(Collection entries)
*-*-*

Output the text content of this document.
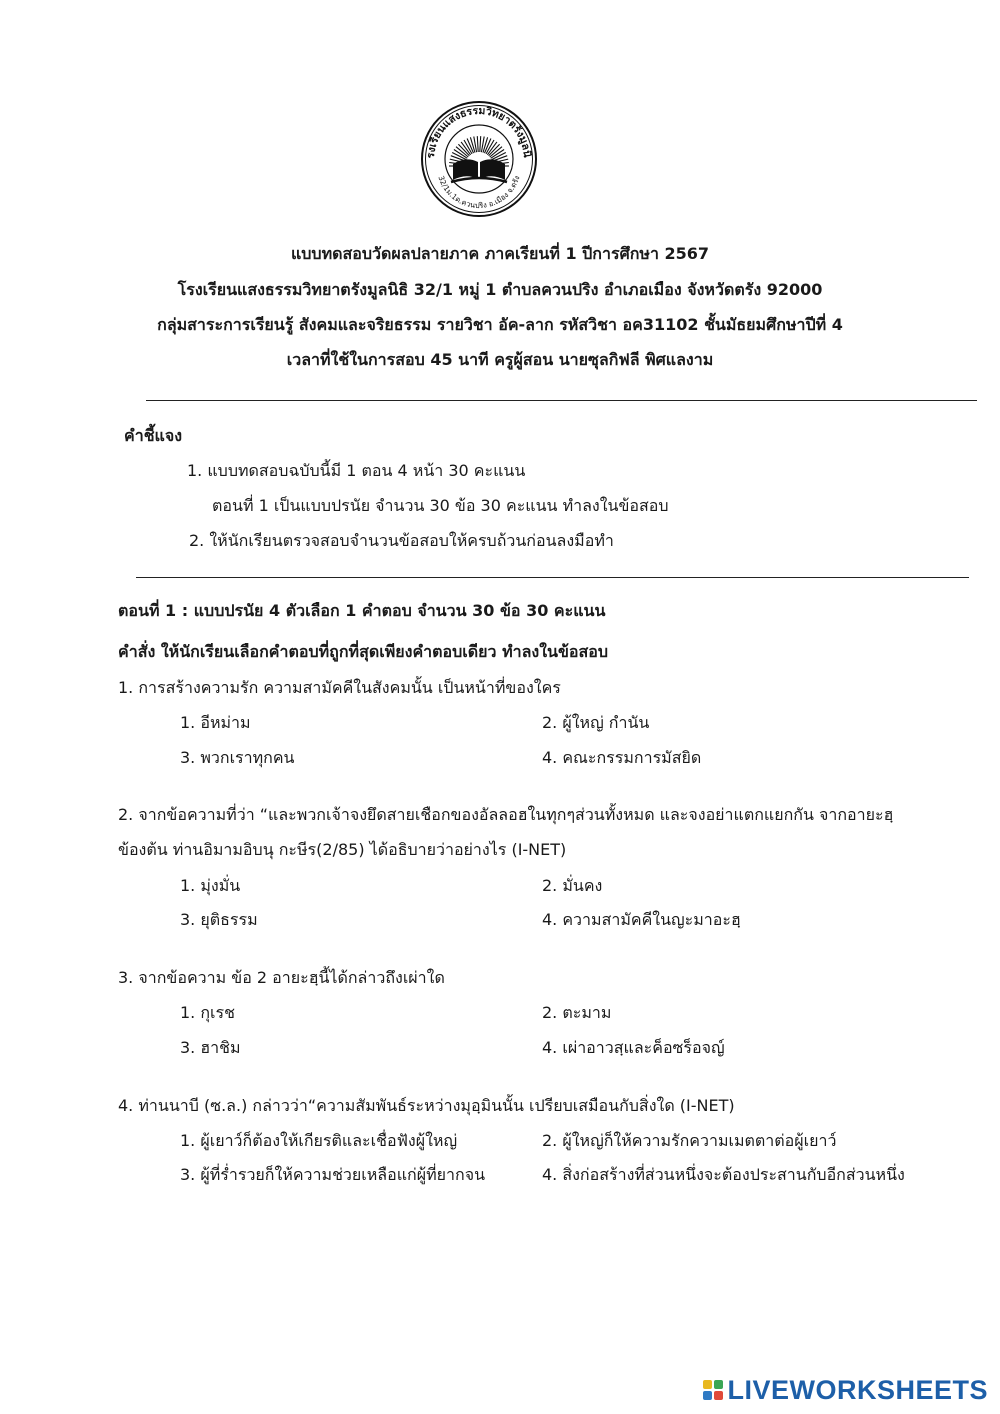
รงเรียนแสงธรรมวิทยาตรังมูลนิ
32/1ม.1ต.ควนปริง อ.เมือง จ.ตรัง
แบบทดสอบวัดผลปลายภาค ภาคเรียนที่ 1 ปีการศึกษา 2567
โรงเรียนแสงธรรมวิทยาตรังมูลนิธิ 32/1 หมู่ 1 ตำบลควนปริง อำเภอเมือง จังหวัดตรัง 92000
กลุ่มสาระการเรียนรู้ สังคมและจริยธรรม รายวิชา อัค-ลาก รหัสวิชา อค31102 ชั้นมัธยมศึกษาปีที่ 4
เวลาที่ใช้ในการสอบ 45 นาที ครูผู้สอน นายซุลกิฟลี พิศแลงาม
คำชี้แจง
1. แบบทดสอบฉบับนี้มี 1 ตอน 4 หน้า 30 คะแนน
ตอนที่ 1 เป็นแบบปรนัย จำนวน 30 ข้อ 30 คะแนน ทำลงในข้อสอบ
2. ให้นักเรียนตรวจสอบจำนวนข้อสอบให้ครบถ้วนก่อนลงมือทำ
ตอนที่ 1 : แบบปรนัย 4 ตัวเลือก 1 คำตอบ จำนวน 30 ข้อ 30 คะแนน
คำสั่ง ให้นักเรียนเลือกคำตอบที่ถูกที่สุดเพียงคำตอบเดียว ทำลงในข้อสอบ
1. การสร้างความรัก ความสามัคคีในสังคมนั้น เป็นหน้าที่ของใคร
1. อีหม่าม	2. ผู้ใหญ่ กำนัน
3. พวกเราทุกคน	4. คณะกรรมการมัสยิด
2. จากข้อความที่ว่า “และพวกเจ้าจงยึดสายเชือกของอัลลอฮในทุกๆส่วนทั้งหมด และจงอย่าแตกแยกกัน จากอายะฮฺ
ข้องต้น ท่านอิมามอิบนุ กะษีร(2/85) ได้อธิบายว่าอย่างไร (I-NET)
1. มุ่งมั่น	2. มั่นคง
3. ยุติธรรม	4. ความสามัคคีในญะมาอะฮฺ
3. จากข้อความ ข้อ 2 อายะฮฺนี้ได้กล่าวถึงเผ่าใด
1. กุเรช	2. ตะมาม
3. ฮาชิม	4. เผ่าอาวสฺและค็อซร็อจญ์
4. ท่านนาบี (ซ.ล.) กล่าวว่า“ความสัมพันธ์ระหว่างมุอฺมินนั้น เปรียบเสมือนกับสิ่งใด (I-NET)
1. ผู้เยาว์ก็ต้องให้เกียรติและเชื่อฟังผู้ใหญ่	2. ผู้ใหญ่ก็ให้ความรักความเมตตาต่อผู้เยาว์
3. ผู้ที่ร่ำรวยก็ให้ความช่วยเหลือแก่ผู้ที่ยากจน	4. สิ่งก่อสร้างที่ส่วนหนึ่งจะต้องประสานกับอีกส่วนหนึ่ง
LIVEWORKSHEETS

*-*-*

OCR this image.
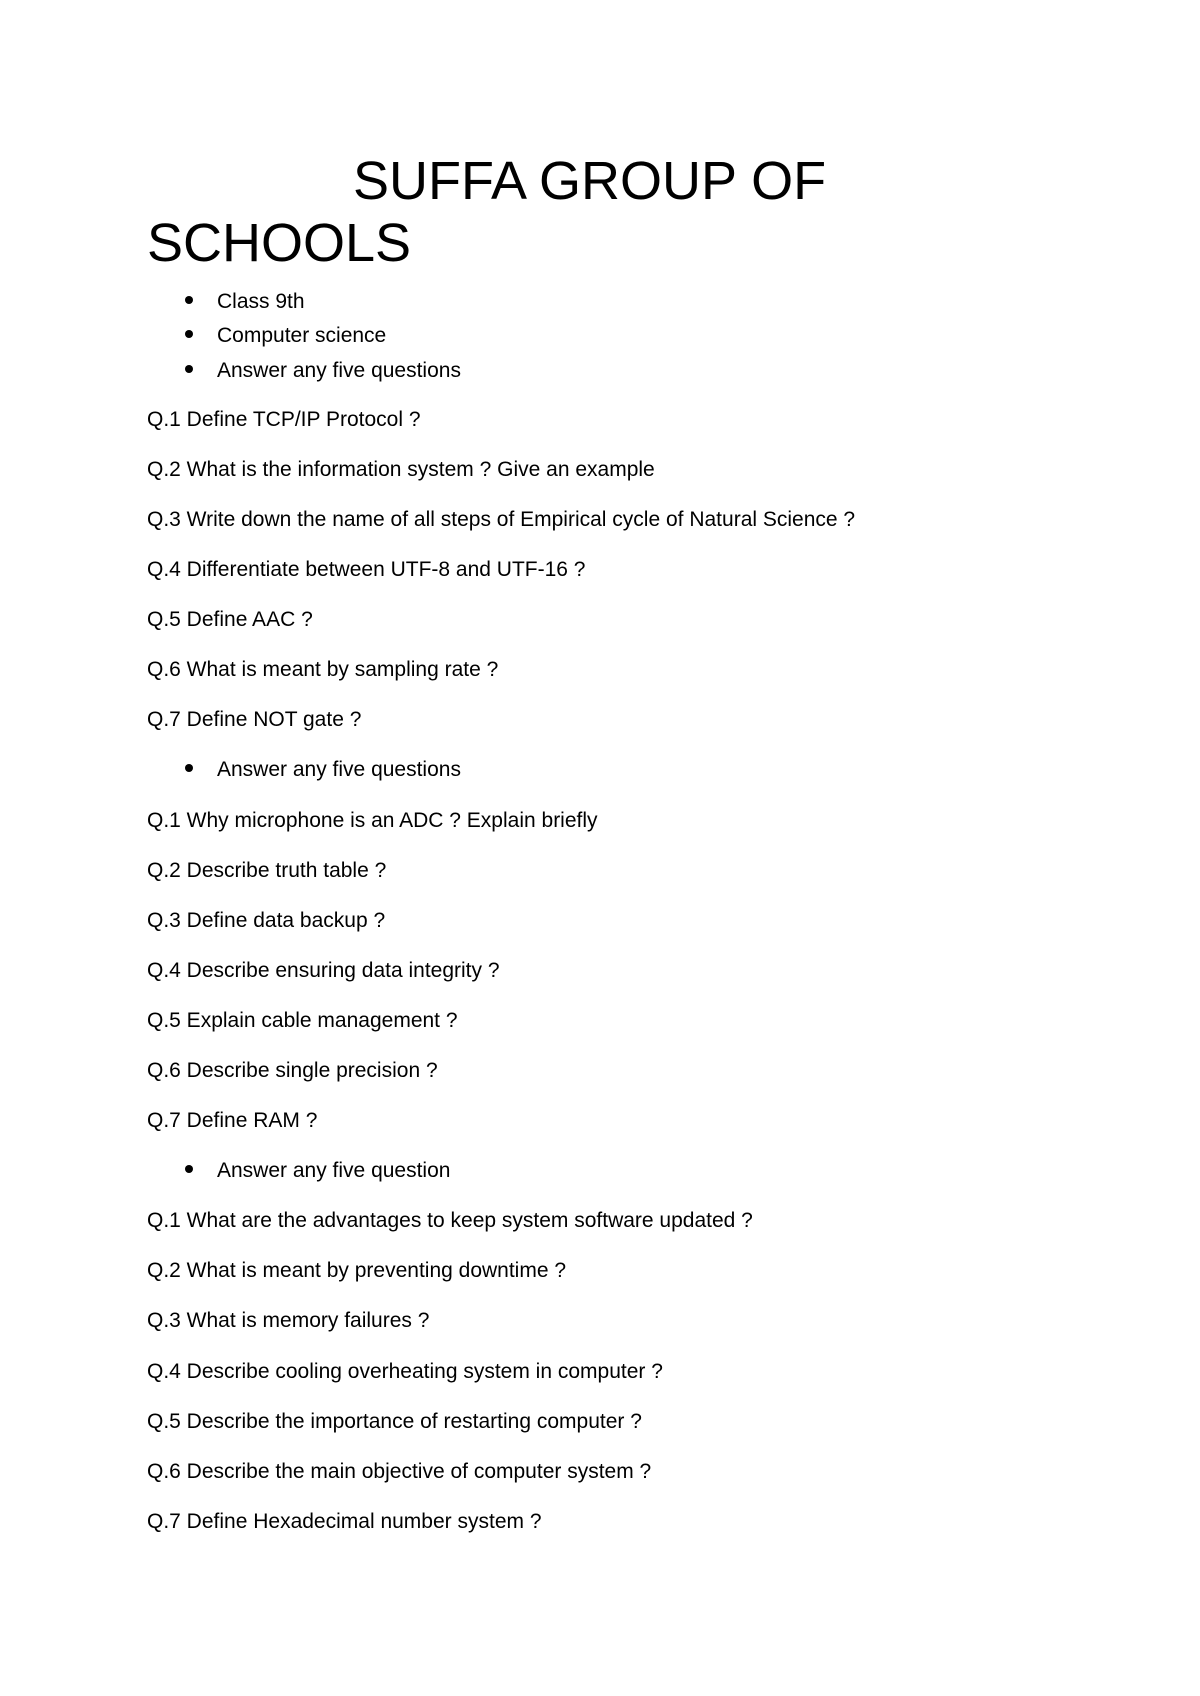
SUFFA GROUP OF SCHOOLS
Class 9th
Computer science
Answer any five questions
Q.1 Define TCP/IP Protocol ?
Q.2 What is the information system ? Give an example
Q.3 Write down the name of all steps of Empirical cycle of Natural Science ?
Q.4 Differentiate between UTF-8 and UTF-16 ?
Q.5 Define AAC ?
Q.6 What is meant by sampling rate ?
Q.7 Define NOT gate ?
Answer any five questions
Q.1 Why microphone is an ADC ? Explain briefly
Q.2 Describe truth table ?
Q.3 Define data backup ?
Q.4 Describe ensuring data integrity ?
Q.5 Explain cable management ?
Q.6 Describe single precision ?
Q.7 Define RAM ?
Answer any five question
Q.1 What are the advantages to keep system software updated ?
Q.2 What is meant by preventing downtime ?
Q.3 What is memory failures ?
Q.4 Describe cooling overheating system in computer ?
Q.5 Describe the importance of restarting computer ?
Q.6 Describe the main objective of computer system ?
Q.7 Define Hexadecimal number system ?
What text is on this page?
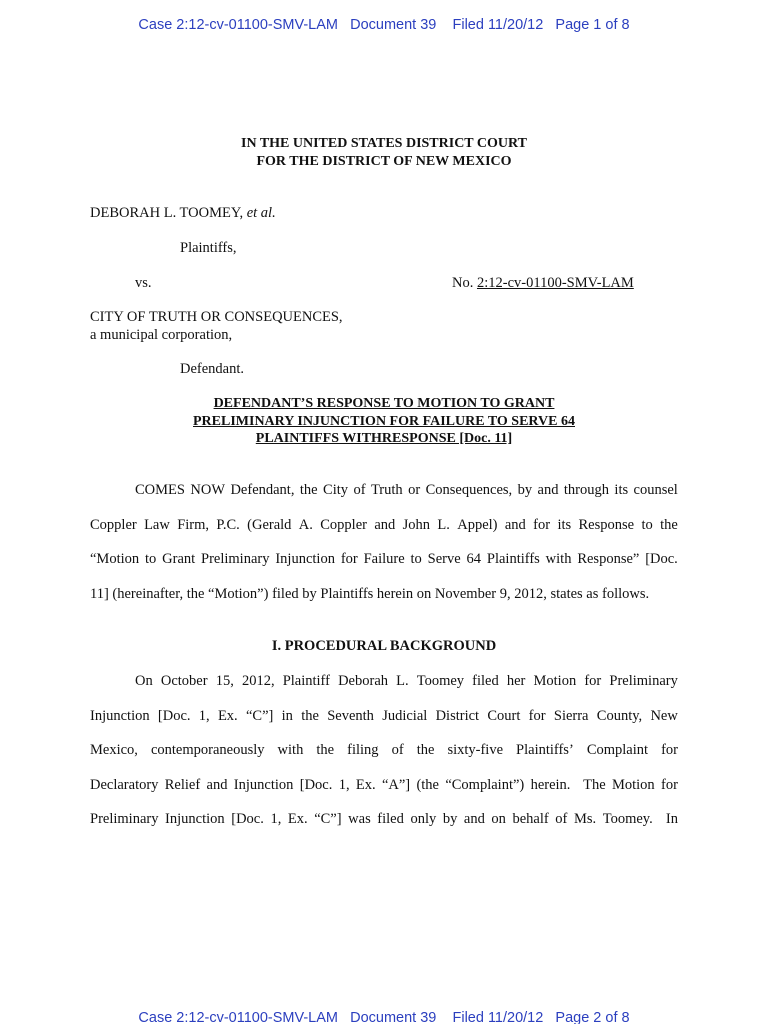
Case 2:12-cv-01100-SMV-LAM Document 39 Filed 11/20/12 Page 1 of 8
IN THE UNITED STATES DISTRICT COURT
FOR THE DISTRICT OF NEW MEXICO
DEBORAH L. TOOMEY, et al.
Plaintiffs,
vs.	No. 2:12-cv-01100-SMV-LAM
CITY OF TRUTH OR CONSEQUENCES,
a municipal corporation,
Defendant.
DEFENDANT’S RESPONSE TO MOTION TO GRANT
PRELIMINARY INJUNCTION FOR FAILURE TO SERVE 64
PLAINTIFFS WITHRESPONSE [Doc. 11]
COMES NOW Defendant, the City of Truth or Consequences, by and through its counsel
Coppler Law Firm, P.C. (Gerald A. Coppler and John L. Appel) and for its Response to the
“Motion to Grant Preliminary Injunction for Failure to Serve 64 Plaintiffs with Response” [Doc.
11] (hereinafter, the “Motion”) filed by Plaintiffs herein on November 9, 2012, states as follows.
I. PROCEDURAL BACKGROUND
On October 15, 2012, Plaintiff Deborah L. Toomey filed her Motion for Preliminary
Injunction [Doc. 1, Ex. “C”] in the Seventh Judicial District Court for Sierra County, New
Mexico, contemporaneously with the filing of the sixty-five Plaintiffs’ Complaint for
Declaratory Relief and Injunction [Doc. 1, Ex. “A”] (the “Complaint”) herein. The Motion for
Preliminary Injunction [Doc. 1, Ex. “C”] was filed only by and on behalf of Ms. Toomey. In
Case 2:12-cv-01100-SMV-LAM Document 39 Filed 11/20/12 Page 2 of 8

*-*-*

◆ Aim of the exercise: Of the lines above, how many contain the string "data"? Only the number is required.

◆ Response: 2